REQUEST: Print out the material that follows word for word.

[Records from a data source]
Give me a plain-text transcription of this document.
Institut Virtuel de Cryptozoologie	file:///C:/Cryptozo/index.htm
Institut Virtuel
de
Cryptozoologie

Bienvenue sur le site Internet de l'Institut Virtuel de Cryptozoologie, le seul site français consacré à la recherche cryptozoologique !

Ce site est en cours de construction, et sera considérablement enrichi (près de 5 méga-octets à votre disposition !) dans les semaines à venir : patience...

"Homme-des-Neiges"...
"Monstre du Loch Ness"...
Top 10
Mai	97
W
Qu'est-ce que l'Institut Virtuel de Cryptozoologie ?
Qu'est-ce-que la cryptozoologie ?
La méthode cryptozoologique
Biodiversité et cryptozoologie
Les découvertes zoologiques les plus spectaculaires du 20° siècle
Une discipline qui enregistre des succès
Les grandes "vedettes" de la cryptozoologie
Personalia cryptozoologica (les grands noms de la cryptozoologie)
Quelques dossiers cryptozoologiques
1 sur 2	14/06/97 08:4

RESULT:
Give me a plain-text transcription of this document.
Institut Virtuel de Cryptozoologie	file:///C:/Cryptozo/index.htm
Institut Virtuel
de
Cryptozoologie

Bienvenue sur le site Internet de l'Institut Virtuel de Cryptozoologie, le seul site français consacré à la recherche cryptozoologique !

Ce site est en cours de construction, et sera considérablement enrichi (près de 5 méga-octets à votre disposition !) dans les semaines à venir : patience...

"Homme-des-Neiges"...
"Monstre du Loch Ness"...
Top 10
Mai	97
W
Qu'est-ce que l'Institut Virtuel de Cryptozoologie ?
Qu'est-ce-que la cryptozoologie ?
La méthode cryptozoologique
Biodiversité et cryptozoologie
Les découvertes zoologiques les plus spectaculaires du 20° siècle
Une discipline qui enregistre des succès
Les grandes "vedettes" de la cryptozoologie
Personalia cryptozoologica (les grands noms de la cryptozoologie)
Quelques dossiers cryptozoologiques
1 sur 2	14/06/97 08:4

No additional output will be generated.